# PROBLEM REQUIREMENTS
Return all lines that include the string "xlsx".

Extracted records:

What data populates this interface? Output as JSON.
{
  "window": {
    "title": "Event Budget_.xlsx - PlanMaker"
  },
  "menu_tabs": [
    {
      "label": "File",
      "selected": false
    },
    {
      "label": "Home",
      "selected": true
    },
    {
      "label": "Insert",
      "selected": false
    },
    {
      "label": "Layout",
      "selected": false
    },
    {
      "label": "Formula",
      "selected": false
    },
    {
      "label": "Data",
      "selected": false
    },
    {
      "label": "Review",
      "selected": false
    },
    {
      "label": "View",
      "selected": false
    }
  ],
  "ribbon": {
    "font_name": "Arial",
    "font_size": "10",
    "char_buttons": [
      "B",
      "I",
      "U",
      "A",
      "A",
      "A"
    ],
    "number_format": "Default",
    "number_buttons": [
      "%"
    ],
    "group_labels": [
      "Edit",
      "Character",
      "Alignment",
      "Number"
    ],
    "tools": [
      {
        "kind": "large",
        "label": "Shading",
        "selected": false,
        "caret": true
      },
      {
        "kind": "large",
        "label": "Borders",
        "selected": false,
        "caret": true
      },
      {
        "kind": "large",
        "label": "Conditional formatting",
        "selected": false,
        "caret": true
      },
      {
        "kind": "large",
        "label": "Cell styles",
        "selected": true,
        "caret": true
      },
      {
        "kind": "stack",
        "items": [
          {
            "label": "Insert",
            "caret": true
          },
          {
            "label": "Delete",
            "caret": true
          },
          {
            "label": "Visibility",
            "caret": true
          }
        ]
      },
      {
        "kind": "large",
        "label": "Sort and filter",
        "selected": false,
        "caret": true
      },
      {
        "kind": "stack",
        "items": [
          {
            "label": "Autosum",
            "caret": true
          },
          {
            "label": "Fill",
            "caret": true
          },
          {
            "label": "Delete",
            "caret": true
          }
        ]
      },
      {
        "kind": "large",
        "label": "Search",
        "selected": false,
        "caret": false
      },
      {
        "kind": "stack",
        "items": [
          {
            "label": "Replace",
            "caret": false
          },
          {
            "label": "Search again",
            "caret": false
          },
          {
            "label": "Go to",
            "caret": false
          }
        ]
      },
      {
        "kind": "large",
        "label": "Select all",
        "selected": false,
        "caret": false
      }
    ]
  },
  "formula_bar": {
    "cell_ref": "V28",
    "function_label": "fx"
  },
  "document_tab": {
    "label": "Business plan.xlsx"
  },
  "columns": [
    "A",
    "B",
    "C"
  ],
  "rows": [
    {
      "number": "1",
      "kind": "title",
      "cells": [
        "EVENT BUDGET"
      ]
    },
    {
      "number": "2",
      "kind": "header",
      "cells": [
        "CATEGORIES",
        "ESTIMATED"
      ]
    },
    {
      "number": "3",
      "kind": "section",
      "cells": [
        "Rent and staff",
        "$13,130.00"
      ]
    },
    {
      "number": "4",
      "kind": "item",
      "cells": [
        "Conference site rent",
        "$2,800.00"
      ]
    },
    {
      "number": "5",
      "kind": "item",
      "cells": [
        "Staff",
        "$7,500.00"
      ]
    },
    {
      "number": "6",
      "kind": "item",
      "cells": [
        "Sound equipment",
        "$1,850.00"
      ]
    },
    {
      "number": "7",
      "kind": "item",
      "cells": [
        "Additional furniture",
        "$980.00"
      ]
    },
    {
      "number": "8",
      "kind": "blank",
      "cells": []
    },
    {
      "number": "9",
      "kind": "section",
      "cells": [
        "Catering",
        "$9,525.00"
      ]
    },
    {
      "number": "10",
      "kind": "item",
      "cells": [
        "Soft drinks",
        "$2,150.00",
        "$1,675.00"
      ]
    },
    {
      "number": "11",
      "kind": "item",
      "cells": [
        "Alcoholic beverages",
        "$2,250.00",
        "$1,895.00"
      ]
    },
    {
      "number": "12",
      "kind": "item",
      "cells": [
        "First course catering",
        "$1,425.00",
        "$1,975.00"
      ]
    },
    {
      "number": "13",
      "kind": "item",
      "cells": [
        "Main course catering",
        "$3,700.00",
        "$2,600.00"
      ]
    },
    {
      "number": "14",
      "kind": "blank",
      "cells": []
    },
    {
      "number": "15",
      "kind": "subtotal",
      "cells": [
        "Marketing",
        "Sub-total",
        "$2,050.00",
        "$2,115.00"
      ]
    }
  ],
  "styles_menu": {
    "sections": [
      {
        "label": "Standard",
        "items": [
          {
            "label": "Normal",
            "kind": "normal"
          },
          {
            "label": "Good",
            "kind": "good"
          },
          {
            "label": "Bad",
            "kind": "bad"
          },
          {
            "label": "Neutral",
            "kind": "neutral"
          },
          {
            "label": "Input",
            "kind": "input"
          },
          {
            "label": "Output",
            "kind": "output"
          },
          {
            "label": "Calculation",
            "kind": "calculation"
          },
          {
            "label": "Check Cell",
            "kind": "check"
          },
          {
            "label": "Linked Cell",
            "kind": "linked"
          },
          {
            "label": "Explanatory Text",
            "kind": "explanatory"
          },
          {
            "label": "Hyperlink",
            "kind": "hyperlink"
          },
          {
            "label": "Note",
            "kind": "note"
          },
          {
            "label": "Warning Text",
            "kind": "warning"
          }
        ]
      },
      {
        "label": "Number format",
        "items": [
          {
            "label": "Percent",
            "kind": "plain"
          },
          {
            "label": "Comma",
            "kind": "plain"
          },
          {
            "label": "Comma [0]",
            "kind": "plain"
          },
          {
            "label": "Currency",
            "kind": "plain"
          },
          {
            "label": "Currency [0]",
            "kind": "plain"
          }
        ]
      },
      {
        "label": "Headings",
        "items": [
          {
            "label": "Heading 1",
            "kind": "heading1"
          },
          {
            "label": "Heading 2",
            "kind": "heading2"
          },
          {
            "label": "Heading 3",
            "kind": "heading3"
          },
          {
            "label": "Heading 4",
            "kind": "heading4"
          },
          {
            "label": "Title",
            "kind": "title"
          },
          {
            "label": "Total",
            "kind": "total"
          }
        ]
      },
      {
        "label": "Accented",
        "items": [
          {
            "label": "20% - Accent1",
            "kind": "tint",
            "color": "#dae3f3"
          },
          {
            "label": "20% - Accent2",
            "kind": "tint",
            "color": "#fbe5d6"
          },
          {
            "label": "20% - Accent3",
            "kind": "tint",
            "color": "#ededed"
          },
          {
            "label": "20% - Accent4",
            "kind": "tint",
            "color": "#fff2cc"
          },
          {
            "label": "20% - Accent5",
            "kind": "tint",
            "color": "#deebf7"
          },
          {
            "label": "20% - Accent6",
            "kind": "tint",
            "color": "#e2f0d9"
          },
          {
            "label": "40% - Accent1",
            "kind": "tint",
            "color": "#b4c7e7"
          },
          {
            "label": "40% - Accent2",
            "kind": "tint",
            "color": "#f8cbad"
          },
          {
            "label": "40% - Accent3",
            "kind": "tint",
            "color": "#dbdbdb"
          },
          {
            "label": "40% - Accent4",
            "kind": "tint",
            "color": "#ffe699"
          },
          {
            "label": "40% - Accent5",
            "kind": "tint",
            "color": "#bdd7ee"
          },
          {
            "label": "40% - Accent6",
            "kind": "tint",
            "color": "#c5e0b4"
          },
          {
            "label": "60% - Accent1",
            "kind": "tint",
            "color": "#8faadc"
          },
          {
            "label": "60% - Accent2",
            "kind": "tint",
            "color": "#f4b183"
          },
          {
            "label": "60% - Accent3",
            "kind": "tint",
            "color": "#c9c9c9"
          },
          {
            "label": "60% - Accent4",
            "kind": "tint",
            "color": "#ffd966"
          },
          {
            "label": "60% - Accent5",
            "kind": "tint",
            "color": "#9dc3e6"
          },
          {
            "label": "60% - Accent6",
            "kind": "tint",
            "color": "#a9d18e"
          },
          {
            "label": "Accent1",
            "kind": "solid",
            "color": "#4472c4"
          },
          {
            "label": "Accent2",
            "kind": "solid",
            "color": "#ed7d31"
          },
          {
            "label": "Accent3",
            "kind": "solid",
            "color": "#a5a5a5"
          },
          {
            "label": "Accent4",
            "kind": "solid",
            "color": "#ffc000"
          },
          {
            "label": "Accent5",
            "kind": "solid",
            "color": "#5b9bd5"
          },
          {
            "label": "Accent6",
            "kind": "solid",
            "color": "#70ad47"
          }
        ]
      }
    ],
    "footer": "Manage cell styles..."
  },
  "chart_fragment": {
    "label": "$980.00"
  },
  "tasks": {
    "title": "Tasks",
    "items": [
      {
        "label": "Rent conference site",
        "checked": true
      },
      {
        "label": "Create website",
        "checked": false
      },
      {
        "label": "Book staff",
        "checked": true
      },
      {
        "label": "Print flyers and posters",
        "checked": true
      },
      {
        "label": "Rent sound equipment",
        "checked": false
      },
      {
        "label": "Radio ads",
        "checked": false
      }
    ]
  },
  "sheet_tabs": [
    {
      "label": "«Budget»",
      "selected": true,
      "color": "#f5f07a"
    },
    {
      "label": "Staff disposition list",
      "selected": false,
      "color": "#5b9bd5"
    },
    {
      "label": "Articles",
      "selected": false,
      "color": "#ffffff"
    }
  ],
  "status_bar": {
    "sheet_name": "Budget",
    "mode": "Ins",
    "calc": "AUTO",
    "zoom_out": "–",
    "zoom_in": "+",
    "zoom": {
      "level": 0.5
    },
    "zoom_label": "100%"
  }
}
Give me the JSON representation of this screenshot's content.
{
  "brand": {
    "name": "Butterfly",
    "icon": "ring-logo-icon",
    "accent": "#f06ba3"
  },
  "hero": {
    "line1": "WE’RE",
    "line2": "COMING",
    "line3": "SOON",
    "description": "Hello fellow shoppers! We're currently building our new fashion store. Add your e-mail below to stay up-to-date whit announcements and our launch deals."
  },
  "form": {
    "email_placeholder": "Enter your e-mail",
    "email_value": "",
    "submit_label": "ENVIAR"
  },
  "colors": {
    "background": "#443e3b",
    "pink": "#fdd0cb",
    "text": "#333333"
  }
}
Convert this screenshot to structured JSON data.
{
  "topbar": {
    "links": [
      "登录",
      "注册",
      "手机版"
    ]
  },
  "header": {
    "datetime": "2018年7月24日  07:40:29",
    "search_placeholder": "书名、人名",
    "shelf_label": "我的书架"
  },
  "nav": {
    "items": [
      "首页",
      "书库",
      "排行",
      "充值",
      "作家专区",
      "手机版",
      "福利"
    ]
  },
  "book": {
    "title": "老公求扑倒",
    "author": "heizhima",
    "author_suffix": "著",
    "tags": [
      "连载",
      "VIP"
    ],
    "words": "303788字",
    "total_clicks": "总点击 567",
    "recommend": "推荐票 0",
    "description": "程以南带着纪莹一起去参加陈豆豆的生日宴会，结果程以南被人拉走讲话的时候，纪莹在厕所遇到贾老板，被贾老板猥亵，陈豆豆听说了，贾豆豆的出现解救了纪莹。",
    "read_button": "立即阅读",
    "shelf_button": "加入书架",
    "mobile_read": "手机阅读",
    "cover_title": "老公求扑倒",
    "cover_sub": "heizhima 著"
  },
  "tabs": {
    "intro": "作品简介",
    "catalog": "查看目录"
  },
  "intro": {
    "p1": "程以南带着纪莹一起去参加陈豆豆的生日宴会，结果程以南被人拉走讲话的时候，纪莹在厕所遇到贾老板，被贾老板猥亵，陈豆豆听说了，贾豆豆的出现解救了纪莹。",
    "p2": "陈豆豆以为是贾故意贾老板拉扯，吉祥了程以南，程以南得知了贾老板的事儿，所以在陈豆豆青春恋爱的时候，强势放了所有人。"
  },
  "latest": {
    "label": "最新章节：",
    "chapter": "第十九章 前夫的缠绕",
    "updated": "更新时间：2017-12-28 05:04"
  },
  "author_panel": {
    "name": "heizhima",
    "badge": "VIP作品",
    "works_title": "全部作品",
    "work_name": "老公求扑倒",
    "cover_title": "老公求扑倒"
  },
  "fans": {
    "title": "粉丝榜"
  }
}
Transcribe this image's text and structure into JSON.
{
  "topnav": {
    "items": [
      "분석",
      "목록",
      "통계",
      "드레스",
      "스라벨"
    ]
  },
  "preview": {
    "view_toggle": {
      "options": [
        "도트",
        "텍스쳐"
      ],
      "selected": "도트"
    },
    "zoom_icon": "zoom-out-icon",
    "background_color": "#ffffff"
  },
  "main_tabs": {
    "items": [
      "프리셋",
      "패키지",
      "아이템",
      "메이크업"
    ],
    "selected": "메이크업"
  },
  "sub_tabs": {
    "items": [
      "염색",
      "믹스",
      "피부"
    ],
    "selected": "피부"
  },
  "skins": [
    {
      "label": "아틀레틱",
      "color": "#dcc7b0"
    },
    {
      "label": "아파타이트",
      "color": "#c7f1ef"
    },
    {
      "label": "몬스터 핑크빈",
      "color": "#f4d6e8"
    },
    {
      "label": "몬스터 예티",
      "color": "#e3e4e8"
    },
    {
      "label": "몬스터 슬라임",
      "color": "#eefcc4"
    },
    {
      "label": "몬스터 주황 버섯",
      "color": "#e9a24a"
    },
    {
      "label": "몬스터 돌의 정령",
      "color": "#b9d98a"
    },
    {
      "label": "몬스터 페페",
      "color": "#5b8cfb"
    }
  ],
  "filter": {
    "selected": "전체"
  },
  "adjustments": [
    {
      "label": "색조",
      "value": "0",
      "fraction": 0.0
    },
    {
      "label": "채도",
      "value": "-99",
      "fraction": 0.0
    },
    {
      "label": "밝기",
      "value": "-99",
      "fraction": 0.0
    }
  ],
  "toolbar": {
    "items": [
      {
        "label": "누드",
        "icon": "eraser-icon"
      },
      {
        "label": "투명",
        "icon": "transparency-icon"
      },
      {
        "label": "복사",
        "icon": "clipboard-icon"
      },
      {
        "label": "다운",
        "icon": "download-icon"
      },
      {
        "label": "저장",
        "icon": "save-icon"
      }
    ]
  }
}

# WRITTEN RESPONSE
    "title": "Event Budget_.xlsx - PlanMaker"
    "label": "Business plan.xlsx"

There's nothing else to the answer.